## Dataset items
------------------------
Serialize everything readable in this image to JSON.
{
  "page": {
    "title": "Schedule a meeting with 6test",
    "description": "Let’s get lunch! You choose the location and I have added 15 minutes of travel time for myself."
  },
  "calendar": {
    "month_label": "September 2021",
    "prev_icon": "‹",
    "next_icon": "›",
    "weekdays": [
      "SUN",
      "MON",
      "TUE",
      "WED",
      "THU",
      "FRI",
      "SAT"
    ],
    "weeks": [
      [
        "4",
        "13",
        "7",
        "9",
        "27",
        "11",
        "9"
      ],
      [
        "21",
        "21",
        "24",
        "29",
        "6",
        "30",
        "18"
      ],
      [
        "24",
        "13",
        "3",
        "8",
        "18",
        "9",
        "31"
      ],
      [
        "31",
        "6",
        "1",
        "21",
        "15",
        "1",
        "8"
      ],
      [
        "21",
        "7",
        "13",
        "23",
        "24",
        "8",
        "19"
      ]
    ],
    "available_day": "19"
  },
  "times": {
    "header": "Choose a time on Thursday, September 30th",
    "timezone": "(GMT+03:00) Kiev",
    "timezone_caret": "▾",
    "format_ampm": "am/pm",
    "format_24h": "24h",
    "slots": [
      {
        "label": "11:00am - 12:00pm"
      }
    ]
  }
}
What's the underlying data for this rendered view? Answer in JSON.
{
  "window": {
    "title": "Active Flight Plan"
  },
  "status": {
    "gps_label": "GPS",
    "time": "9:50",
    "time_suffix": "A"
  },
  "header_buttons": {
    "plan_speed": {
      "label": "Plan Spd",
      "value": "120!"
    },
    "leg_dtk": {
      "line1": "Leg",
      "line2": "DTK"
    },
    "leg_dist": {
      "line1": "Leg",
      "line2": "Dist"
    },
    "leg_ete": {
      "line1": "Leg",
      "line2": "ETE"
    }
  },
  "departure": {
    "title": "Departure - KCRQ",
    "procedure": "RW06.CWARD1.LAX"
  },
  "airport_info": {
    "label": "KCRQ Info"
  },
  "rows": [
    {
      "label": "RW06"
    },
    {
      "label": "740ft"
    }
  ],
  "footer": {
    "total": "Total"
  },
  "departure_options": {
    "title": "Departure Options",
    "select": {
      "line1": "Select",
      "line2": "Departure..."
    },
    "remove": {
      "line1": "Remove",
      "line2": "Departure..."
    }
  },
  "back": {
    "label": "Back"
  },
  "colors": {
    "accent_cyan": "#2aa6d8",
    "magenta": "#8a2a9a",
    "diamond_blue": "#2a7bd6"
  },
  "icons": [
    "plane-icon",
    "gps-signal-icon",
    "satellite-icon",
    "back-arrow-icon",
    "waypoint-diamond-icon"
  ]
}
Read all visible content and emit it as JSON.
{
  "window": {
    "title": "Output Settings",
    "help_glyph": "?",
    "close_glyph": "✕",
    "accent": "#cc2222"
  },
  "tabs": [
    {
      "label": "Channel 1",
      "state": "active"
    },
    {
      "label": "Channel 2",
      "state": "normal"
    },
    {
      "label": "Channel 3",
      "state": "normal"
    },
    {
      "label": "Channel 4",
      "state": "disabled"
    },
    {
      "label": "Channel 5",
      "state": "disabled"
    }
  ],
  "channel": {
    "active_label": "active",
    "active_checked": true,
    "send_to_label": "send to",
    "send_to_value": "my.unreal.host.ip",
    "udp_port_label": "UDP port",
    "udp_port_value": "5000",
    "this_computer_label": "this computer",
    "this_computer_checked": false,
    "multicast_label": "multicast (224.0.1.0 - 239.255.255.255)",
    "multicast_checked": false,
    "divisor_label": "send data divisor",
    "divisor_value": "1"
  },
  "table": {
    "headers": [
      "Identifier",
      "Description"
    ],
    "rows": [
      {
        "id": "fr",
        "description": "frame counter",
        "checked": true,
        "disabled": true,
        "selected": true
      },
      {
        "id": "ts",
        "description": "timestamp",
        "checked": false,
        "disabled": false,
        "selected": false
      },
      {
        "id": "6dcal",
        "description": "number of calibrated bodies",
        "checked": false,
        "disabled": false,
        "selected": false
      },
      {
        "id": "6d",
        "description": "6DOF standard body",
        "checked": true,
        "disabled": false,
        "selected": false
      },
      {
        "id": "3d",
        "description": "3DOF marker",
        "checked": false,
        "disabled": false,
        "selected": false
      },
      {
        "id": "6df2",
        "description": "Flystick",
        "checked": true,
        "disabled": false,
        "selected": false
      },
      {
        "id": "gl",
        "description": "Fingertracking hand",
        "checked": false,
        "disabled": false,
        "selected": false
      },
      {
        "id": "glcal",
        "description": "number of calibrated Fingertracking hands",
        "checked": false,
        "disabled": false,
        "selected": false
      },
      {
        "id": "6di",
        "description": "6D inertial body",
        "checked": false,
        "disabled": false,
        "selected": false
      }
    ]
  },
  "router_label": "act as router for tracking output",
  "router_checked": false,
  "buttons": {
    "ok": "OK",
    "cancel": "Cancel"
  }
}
------------------------
## Exercise aim
All the data must be duplicated exactly, with nothing added or removed.

## Reply
Serialize everything readable in this image to JSON.
{
  "page": {
    "title": "Schedule a meeting with 6test",
    "description": "Let’s get lunch! You choose the location and I have added 15 minutes of travel time for myself."
  },
  "calendar": {
    "month_label": "September 2021",
    "prev_icon": "‹",
    "next_icon": "›",
    "weekdays": [
      "SUN",
      "MON",
      "TUE",
      "WED",
      "THU",
      "FRI",
      "SAT"
    ],
    "weeks": [
      [
        "4",
        "13",
        "7",
        "9",
        "27",
        "11",
        "9"
      ],
      [
        "21",
        "21",
        "24",
        "29",
        "6",
        "30",
        "18"
      ],
      [
        "24",
        "13",
        "3",
        "8",
        "18",
        "9",
        "31"
      ],
      [
        "31",
        "6",
        "1",
        "21",
        "15",
        "1",
        "8"
      ],
      [
        "21",
        "7",
        "13",
        "23",
        "24",
        "8",
        "19"
      ]
    ],
    "available_day": "19"
  },
  "times": {
    "header": "Choose a time on Thursday, September 30th",
    "timezone": "(GMT+03:00) Kiev",
    "timezone_caret": "▾",
    "format_ampm": "am/pm",
    "format_24h": "24h",
    "slots": [
      {
        "label": "11:00am - 12:00pm"
      }
    ]
  }
}
What's the underlying data for this rendered view? Answer in JSON.
{
  "window": {
    "title": "Active Flight Plan"
  },
  "status": {
    "gps_label": "GPS",
    "time": "9:50",
    "time_suffix": "A"
  },
  "header_buttons": {
    "plan_speed": {
      "label": "Plan Spd",
      "value": "120!"
    },
    "leg_dtk": {
      "line1": "Leg",
      "line2": "DTK"
    },
    "leg_dist": {
      "line1": "Leg",
      "line2": "Dist"
    },
    "leg_ete": {
      "line1": "Leg",
      "line2": "ETE"
    }
  },
  "departure": {
    "title": "Departure - KCRQ",
    "procedure": "RW06.CWARD1.LAX"
  },
  "airport_info": {
    "label": "KCRQ Info"
  },
  "rows": [
    {
      "label": "RW06"
    },
    {
      "label": "740ft"
    }
  ],
  "footer": {
    "total": "Total"
  },
  "departure_options": {
    "title": "Departure Options",
    "select": {
      "line1": "Select",
      "line2": "Departure..."
    },
    "remove": {
      "line1": "Remove",
      "line2": "Departure..."
    }
  },
  "back": {
    "label": "Back"
  },
  "colors": {
    "accent_cyan": "#2aa6d8",
    "magenta": "#8a2a9a",
    "diamond_blue": "#2a7bd6"
  },
  "icons": [
    "plane-icon",
    "gps-signal-icon",
    "satellite-icon",
    "back-arrow-icon",
    "waypoint-diamond-icon"
  ]
}
Read all visible content and emit it as JSON.
{
  "window": {
    "title": "Output Settings",
    "help_glyph": "?",
    "close_glyph": "✕",
    "accent": "#cc2222"
  },
  "tabs": [
    {
      "label": "Channel 1",
      "state": "active"
    },
    {
      "label": "Channel 2",
      "state": "normal"
    },
    {
      "label": "Channel 3",
      "state": "normal"
    },
    {
      "label": "Channel 4",
      "state": "disabled"
    },
    {
      "label": "Channel 5",
      "state": "disabled"
    }
  ],
  "channel": {
    "active_label": "active",
    "active_checked": true,
    "send_to_label": "send to",
    "send_to_value": "my.unreal.host.ip",
    "udp_port_label": "UDP port",
    "udp_port_value": "5000",
    "this_computer_label": "this computer",
    "this_computer_checked": false,
    "multicast_label": "multicast (224.0.1.0 - 239.255.255.255)",
    "multicast_checked": false,
    "divisor_label": "send data divisor",
    "divisor_value": "1"
  },
  "table": {
    "headers": [
      "Identifier",
      "Description"
    ],
    "rows": [
      {
        "id": "fr",
        "description": "frame counter",
        "checked": true,
        "disabled": true,
        "selected": true
      },
      {
        "id": "ts",
        "description": "timestamp",
        "checked": false,
        "disabled": false,
        "selected": false
      },
      {
        "id": "6dcal",
        "description": "number of calibrated bodies",
        "checked": false,
        "disabled": false,
        "selected": false
      },
      {
        "id": "6d",
        "description": "6DOF standard body",
        "checked": true,
        "disabled": false,
        "selected": false
      },
      {
        "id": "3d",
        "description": "3DOF marker",
        "checked": false,
        "disabled": false,
        "selected": false
      },
      {
        "id": "6df2",
        "description": "Flystick",
        "checked": true,
        "disabled": false,
        "selected": false
      },
      {
        "id": "gl",
        "description": "Fingertracking hand",
        "checked": false,
        "disabled": false,
        "selected": false
      },
      {
        "id": "glcal",
        "description": "number of calibrated Fingertracking hands",
        "checked": false,
        "disabled": false,
        "selected": false
      },
      {
        "id": "6di",
        "description": "6D inertial body",
        "checked": false,
        "disabled": false,
        "selected": false
      }
    ]
  },
  "router_label": "act as router for tracking output",
  "router_checked": false,
  "buttons": {
    "ok": "OK",
    "cancel": "Cancel"
  }
}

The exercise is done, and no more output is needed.